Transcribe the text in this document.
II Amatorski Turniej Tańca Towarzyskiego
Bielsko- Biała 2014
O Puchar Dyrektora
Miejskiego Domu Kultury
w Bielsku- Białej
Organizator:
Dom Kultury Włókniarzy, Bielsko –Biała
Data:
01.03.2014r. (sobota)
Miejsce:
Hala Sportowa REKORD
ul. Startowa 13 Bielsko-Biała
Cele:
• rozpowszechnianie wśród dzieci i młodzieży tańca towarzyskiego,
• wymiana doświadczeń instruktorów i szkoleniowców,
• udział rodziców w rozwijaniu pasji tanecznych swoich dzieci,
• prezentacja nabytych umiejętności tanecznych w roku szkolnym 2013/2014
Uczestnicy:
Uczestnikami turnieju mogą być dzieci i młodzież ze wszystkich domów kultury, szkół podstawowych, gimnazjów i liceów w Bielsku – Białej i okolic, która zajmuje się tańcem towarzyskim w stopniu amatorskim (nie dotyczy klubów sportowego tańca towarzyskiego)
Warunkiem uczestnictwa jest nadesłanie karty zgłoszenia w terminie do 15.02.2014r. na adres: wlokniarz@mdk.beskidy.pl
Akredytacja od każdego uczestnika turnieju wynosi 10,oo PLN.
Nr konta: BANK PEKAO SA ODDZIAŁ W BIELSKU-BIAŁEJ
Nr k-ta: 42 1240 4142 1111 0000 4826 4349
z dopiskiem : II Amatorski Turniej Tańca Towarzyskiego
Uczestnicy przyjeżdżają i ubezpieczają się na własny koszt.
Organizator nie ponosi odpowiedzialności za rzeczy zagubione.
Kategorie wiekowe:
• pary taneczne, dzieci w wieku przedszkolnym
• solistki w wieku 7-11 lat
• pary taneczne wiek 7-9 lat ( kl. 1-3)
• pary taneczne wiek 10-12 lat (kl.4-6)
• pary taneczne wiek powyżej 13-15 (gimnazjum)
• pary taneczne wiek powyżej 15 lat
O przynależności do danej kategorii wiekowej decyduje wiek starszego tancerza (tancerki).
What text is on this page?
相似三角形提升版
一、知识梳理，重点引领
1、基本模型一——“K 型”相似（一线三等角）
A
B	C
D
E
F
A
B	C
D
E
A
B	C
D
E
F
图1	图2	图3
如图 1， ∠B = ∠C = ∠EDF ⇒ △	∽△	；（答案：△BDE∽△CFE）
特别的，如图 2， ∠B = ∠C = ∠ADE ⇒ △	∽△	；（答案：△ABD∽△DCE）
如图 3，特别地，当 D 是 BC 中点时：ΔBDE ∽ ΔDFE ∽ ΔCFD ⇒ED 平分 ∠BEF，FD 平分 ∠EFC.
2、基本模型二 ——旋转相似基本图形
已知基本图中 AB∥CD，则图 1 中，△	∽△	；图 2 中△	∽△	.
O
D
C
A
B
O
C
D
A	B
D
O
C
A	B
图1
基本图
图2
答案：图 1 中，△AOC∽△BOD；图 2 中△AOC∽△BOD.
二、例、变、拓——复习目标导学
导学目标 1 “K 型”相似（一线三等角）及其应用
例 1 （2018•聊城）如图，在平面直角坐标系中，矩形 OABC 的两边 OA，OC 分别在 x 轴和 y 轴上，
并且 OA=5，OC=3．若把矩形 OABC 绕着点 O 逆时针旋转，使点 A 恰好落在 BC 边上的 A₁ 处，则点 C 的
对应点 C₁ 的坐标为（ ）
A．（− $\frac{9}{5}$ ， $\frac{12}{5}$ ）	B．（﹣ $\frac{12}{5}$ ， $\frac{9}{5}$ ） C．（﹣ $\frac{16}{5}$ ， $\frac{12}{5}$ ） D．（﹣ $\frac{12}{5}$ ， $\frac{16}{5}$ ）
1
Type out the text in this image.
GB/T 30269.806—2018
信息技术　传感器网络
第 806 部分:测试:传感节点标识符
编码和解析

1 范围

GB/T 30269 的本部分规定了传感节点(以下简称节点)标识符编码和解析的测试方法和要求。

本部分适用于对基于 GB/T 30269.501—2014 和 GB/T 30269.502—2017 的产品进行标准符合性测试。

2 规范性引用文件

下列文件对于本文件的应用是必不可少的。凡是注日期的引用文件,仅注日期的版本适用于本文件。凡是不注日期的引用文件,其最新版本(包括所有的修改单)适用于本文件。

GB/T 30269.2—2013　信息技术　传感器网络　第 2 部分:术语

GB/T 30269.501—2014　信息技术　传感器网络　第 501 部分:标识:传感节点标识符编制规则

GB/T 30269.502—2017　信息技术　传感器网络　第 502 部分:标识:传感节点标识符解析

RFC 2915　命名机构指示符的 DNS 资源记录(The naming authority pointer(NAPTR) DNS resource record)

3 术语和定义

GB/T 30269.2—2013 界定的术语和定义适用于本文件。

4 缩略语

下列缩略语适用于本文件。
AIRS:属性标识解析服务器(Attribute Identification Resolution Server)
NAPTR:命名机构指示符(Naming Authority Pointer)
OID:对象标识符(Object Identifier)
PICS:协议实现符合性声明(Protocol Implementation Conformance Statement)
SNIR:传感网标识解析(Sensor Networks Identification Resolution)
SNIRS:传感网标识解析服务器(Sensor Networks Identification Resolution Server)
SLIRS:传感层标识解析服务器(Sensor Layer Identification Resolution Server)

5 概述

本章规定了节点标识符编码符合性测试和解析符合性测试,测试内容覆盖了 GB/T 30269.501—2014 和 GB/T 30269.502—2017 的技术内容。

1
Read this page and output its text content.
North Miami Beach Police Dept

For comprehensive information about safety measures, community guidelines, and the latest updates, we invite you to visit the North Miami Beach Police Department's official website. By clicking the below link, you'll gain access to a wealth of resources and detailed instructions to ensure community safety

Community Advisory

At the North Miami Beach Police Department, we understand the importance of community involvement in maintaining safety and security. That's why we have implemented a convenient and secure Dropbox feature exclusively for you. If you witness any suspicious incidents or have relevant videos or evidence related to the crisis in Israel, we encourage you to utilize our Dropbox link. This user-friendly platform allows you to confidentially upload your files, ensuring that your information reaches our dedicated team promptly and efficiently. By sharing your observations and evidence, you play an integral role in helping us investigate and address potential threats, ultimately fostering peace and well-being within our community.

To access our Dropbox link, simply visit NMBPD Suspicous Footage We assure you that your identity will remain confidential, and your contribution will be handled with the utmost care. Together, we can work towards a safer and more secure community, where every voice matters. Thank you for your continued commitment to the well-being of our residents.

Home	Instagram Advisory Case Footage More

:::::

What needs to be done
Return the material exactly as it stands.

Task output
Transcribe the text in this document.
II Amatorski Turniej Tańca Towarzyskiego
Bielsko- Biała 2014
O Puchar Dyrektora
Miejskiego Domu Kultury
w Bielsku- Białej
Organizator:
Dom Kultury Włókniarzy, Bielsko –Biała
Data:
01.03.2014r. (sobota)
Miejsce:
Hala Sportowa REKORD
ul. Startowa 13 Bielsko-Biała
Cele:
• rozpowszechnianie wśród dzieci i młodzieży tańca towarzyskiego,
• wymiana doświadczeń instruktorów i szkoleniowców,
• udział rodziców w rozwijaniu pasji tanecznych swoich dzieci,
• prezentacja nabytych umiejętności tanecznych w roku szkolnym 2013/2014
Uczestnicy:
Uczestnikami turnieju mogą być dzieci i młodzież ze wszystkich domów kultury, szkół podstawowych, gimnazjów i liceów w Bielsku – Białej i okolic, która zajmuje się tańcem towarzyskim w stopniu amatorskim (nie dotyczy klubów sportowego tańca towarzyskiego)
Warunkiem uczestnictwa jest nadesłanie karty zgłoszenia w terminie do 15.02.2014r. na adres: wlokniarz@mdk.beskidy.pl
Akredytacja od każdego uczestnika turnieju wynosi 10,oo PLN.
Nr konta: BANK PEKAO SA ODDZIAŁ W BIELSKU-BIAŁEJ
Nr k-ta: 42 1240 4142 1111 0000 4826 4349
z dopiskiem : II Amatorski Turniej Tańca Towarzyskiego
Uczestnicy przyjeżdżają i ubezpieczają się na własny koszt.
Organizator nie ponosi odpowiedzialności za rzeczy zagubione.
Kategorie wiekowe:
• pary taneczne, dzieci w wieku przedszkolnym
• solistki w wieku 7-11 lat
• pary taneczne wiek 7-9 lat ( kl. 1-3)
• pary taneczne wiek 10-12 lat (kl.4-6)
• pary taneczne wiek powyżej 13-15 (gimnazjum)
• pary taneczne wiek powyżej 15 lat
O przynależności do danej kategorii wiekowej decyduje wiek starszego tancerza (tancerki).
What text is on this page?
相似三角形提升版
一、知识梳理，重点引领
1、基本模型一——“K 型”相似（一线三等角）
A
B	C
D
E
F
A
B	C
D
E
A
B	C
D
E
F
图1	图2	图3
如图 1， ∠B = ∠C = ∠EDF ⇒ △	∽△	；（答案：△BDE∽△CFE）
特别的，如图 2， ∠B = ∠C = ∠ADE ⇒ △	∽△	；（答案：△ABD∽△DCE）
如图 3，特别地，当 D 是 BC 中点时：ΔBDE ∽ ΔDFE ∽ ΔCFD ⇒ED 平分 ∠BEF，FD 平分 ∠EFC.
2、基本模型二 ——旋转相似基本图形
已知基本图中 AB∥CD，则图 1 中，△	∽△	；图 2 中△	∽△	.
O
D
C
A
B
O
C
D
A	B
D
O
C
A	B
图1
基本图
图2
答案：图 1 中，△AOC∽△BOD；图 2 中△AOC∽△BOD.
二、例、变、拓——复习目标导学
导学目标 1 “K 型”相似（一线三等角）及其应用
例 1 （2018•聊城）如图，在平面直角坐标系中，矩形 OABC 的两边 OA，OC 分别在 x 轴和 y 轴上，
并且 OA=5，OC=3．若把矩形 OABC 绕着点 O 逆时针旋转，使点 A 恰好落在 BC 边上的 A₁ 处，则点 C 的
对应点 C₁ 的坐标为（ ）
A．（− $\frac{9}{5}$ ， $\frac{12}{5}$ ）	B．（﹣ $\frac{12}{5}$ ， $\frac{9}{5}$ ） C．（﹣ $\frac{16}{5}$ ， $\frac{12}{5}$ ） D．（﹣ $\frac{12}{5}$ ， $\frac{16}{5}$ ）
1
Type out the text in this image.
GB/T 30269.806—2018
信息技术　传感器网络
第 806 部分:测试:传感节点标识符
编码和解析

1 范围

GB/T 30269 的本部分规定了传感节点(以下简称节点)标识符编码和解析的测试方法和要求。

本部分适用于对基于 GB/T 30269.501—2014 和 GB/T 30269.502—2017 的产品进行标准符合性测试。

2 规范性引用文件

下列文件对于本文件的应用是必不可少的。凡是注日期的引用文件,仅注日期的版本适用于本文件。凡是不注日期的引用文件,其最新版本(包括所有的修改单)适用于本文件。

GB/T 30269.2—2013　信息技术　传感器网络　第 2 部分:术语

GB/T 30269.501—2014　信息技术　传感器网络　第 501 部分:标识:传感节点标识符编制规则

GB/T 30269.502—2017　信息技术　传感器网络　第 502 部分:标识:传感节点标识符解析

RFC 2915　命名机构指示符的 DNS 资源记录(The naming authority pointer(NAPTR) DNS resource record)

3 术语和定义

GB/T 30269.2—2013 界定的术语和定义适用于本文件。

4 缩略语

下列缩略语适用于本文件。
AIRS:属性标识解析服务器(Attribute Identification Resolution Server)
NAPTR:命名机构指示符(Naming Authority Pointer)
OID:对象标识符(Object Identifier)
PICS:协议实现符合性声明(Protocol Implementation Conformance Statement)
SNIR:传感网标识解析(Sensor Networks Identification Resolution)
SNIRS:传感网标识解析服务器(Sensor Networks Identification Resolution Server)
SLIRS:传感层标识解析服务器(Sensor Layer Identification Resolution Server)

5 概述

本章规定了节点标识符编码符合性测试和解析符合性测试,测试内容覆盖了 GB/T 30269.501—2014 和 GB/T 30269.502—2017 的技术内容。

1
Read this page and output its text content.
North Miami Beach Police Dept

For comprehensive information about safety measures, community guidelines, and the latest updates, we invite you to visit the North Miami Beach Police Department's official website. By clicking the below link, you'll gain access to a wealth of resources and detailed instructions to ensure community safety

Community Advisory

At the North Miami Beach Police Department, we understand the importance of community involvement in maintaining safety and security. That's why we have implemented a convenient and secure Dropbox feature exclusively for you. If you witness any suspicious incidents or have relevant videos or evidence related to the crisis in Israel, we encourage you to utilize our Dropbox link. This user-friendly platform allows you to confidentially upload your files, ensuring that your information reaches our dedicated team promptly and efficiently. By sharing your observations and evidence, you play an integral role in helping us investigate and address potential threats, ultimately fostering peace and well-being within our community.

To access our Dropbox link, simply visit NMBPD Suspicous Footage We assure you that your identity will remain confidential, and your contribution will be handled with the utmost care. Together, we can work towards a safer and more secure community, where every voice matters. Thank you for your continued commitment to the well-being of our residents.

Home	Instagram Advisory Case Footage More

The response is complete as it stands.